> **Request**: Find the lines containing the word "الخيول" and copy every one of them.

> **Records provided**:
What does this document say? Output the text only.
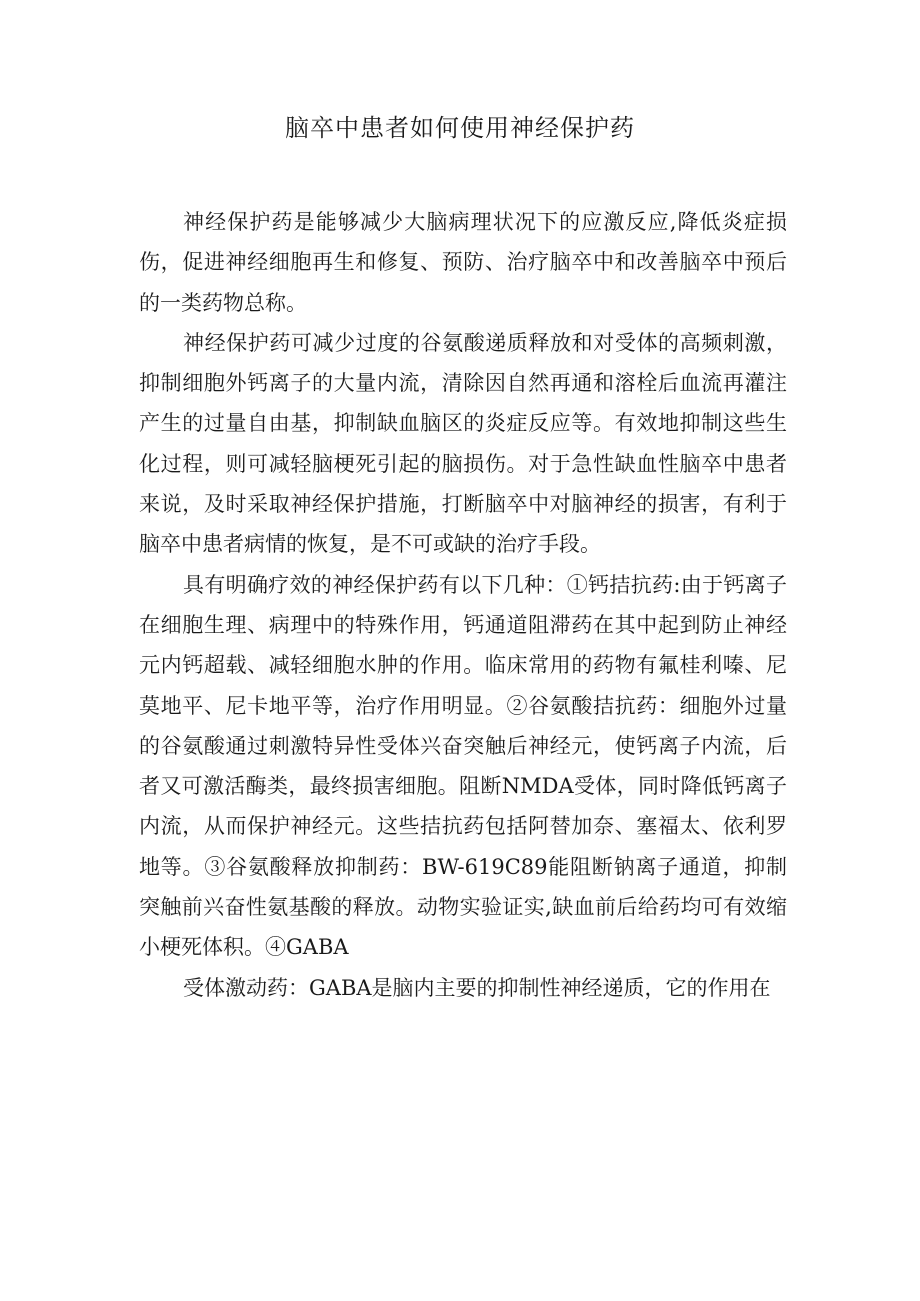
脑卒中患者如何使用神经保护药

神经保护药是能够减少大脑病理状况下的应激反应,降低炎症损伤，促进神经细胞再生和修复、预防、治疗脑卒中和改善脑卒中预后的一类药物总称。

神经保护药可减少过度的谷氨酸递质释放和对受体的高频刺激，抑制细胞外钙离子的大量内流，清除因自然再通和溶栓后血流再灌注产生的过量自由基，抑制缺血脑区的炎症反应等。有效地抑制这些生化过程，则可减轻脑梗死引起的脑损伤。对于急性缺血性脑卒中患者来说，及时采取神经保护措施，打断脑卒中对脑神经的损害，有利于脑卒中患者病情的恢复，是不可或缺的治疗手段。

具有明确疗效的神经保护药有以下几种：①钙拮抗药:由于钙离子在细胞生理、病理中的特殊作用，钙通道阻滞药在其中起到防止神经元内钙超载、减轻细胞水肿的作用。临床常用的药物有氟桂利嗪、尼莫地平、尼卡地平等，治疗作用明显。②谷氨酸拮抗药：细胞外过量的谷氨酸通过刺激特异性受体兴奋突触后神经元，使钙离子内流，后者又可激活酶类，最终损害细胞。阻断NMDA受体，同时降低钙离子内流，从而保护神经元。这些拮抗药包括阿替加奈、塞福太、依利罗地等。③谷氨酸释放抑制药：BW-619C89能阻断钠离子通道，抑制突触前兴奋性氨基酸的释放。动物实验证实,缺血前后给药均可有效缩小梗死体积。④GABA

受体激动药：GABA是脑内主要的抑制性神经递质，它的作用在
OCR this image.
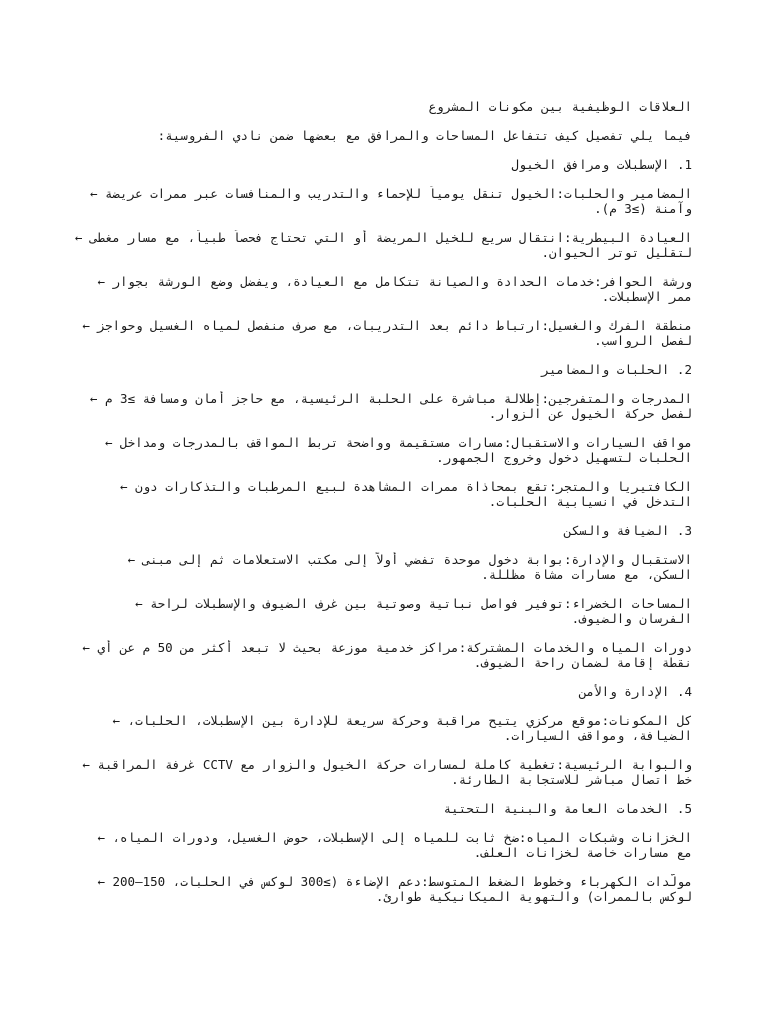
العلاقات الوظيفية بين مكونات المشروع
فيما يلي تفصيل كيف تتفاعل المساحات والمرافق مع بعضها ضمن نادي الفروسية:
1. الإسطبلات ومرافق الخيول
المضامير والحلبات:الخيول تنقل يومياً للإحماء والتدريب والمنافسات عبر ممرات عريضة ←
وآمنة (≥3 م).
العيادة البيطرية:انتقال سريع للخيل المريضة أو التي تحتاج فحصاً طبياً، مع مسار مغطى ←
لتقليل توتر الحيوان.
ورشة الحوافر:خدمات الحدادة والصيانة تتكامل مع العيادة، ويفضل وضع الورشة بجوار ←
ممر الإسطبلات.
منطقة الفرك والغسيل:ارتباط دائم بعد التدريبات، مع صرف منفصل لمياه الغسيل وحواجز ←
لفصل الرواسب.
2. الحلبات والمضامير
المدرجات والمتفرجين:إطلالة مباشرة على الحلبة الرئيسية، مع حاجز أمان ومسافة ≥3 م ←
لفصل حركة الخيول عن الزوار.
مواقف السيارات والاستقبال:مسارات مستقيمة وواضحة تربط المواقف بالمدرجات ومداخل ←
الحلبات لتسهيل دخول وخروج الجمهور.
الكافتيريا والمتجر:تقع بمحاذاة ممرات المشاهدة لبيع المرطبات والتذكارات دون ←
التدخل في انسيابية الحلبات.
3. الضيافة والسكن
الاستقبال والإدارة:بوابة دخول موحدة تفضي أولاً إلى مكتب الاستعلامات ثم إلى مبنى ←
السكن، مع مسارات مشاة مظللة.
المساحات الخضراء:توفير فواصل نباتية وصوتية بين غرف الضيوف والإسطبلات لراحة ←
الفرسان والضيوف.
دورات المياه والخدمات المشتركة:مراكز خدمية موزعة بحيث لا تبعد أكثر من 50 م عن أي ←
نقطة إقامة لضمان راحة الضيوف.
4. الإدارة والأمن
كل المكونات:موقع مركزي يتيح مراقبة وحركة سريعة للإدارة بين الإسطبلات، الحلبات، ←
الضيافة، ومواقف السيارات.
والبوابة الرئيسية:تغطية كاملة لمسارات حركة الخيول والزوار مع CCTV غرفة المراقبة ←
خط اتصال مباشر للاستجابة الطارئة.
5. الخدمات العامة والبنية التحتية
الخزانات وشبكات المياه:ضخ ثابت للمياه إلى الإسطبلات، حوض الغسيل، ودورات المياه، ←
مع مسارات خاصة لخزانات العلف.
مولّدات الكهرباء وخطوط الضغط المتوسط:دعم الإضاءة (≥300 لوكس في الحلبات، 150–200 ←
لوكس بالممرات) والتهوية الميكانيكية طوارئ.
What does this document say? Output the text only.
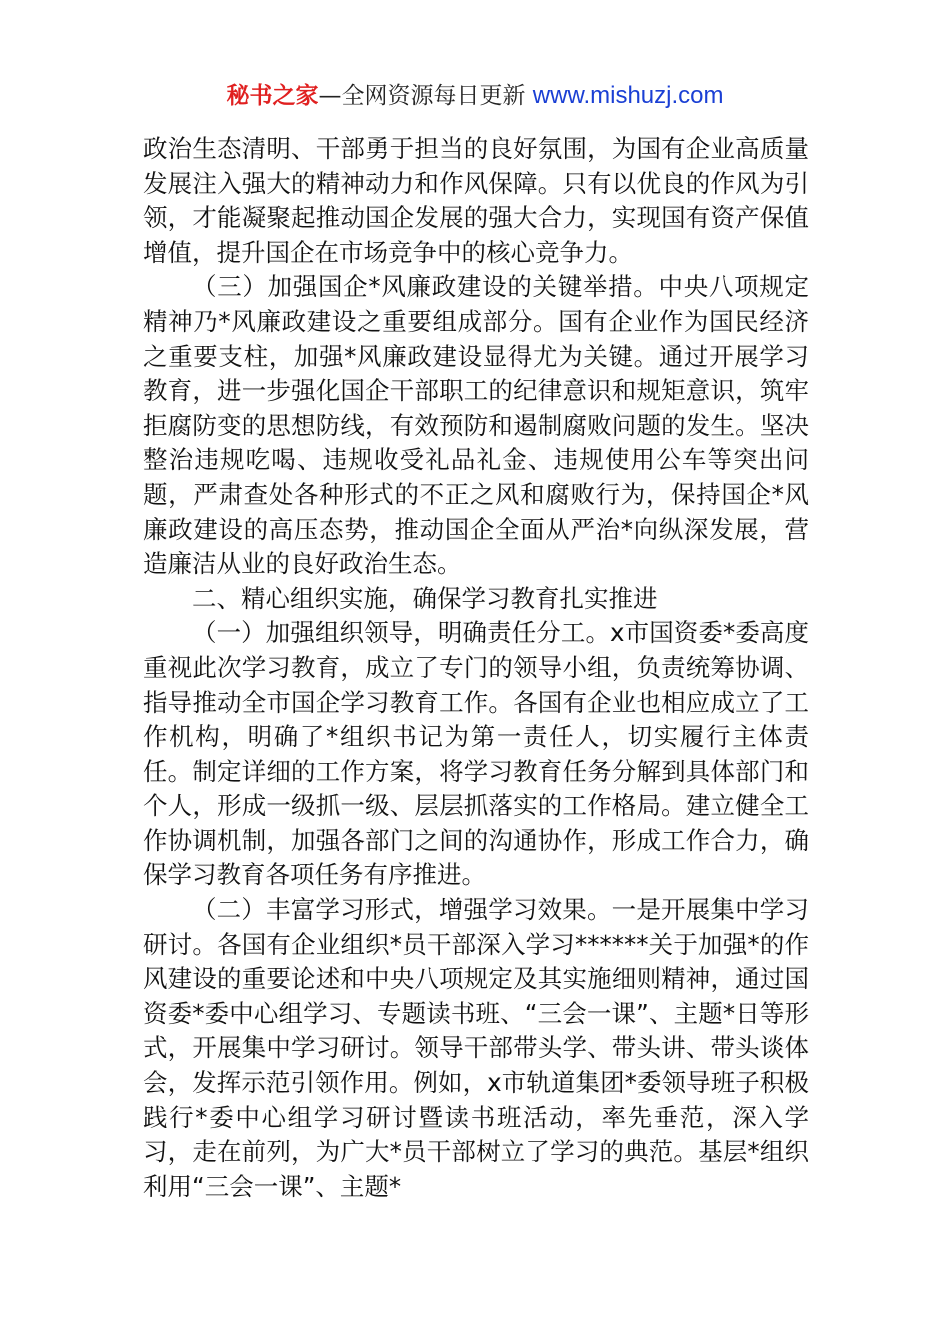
秘书之家—全网资源每日更新 www.mishuzj.com

政治生态清明、干部勇于担当的良好氛围，为国有企业高质量发展注入强大的精神动力和作风保障。只有以优良的作风为引领，才能凝聚起推动国企发展的强大合力，实现国有资产保值增值，提升国企在市场竞争中的核心竞争力。

（三）加强国企*风廉政建设的关键举措。中央八项规定精神乃*风廉政建设之重要组成部分。国有企业作为国民经济之重要支柱，加强*风廉政建设显得尤为关键。通过开展学习教育，进一步强化国企干部职工的纪律意识和规矩意识，筑牢拒腐防变的思想防线，有效预防和遏制腐败问题的发生。坚决整治违规吃喝、违规收受礼品礼金、违规使用公车等突出问题，严肃查处各种形式的不正之风和腐败行为，保持国企*风廉政建设的高压态势，推动国企全面从严治*向纵深发展，营造廉洁从业的良好政治生态。

二、精心组织实施，确保学习教育扎实推进

（一）加强组织领导，明确责任分工。x市国资委*委高度重视此次学习教育，成立了专门的领导小组，负责统筹协调、指导推动全市国企学习教育工作。各国有企业也相应成立了工作机构，明确了*组织书记为第一责任人，切实履行主体责任。制定详细的工作方案，将学习教育任务分解到具体部门和个人，形成一级抓一级、层层抓落实的工作格局。建立健全工作协调机制，加强各部门之间的沟通协作，形成工作合力，确保学习教育各项任务有序推进。

（二）丰富学习形式，增强学习效果。一是开展集中学习研讨。各国有企业组织*员干部深入学习******关于加强*的作风建设的重要论述和中央八项规定及其实施细则精神，通过国资委*委中心组学习、专题读书班、“三会一课”、主题*日等形式，开展集中学习研讨。领导干部带头学、带头讲、带头谈体会，发挥示范引领作用。例如，x市轨道集团*委领导班子积极践行*委中心组学习研讨暨读书班活动，率先垂范，深入学习，走在前列，为广大*员干部树立了学习的典范。基层*组织利用“三会一课”、主题*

> **The reply**:
1. الإسطبلات ومرافق الخيول
المضامير والحلبات:الخيول تنقل يومياً للإحماء والتدريب والمنافسات عبر ممرات عريضة ←
لفصل حركة الخيول عن الزوار.
والبوابة الرئيسية:تغطية كاملة لمسارات حركة الخيول والزوار مع CCTV غرفة المراقبة ←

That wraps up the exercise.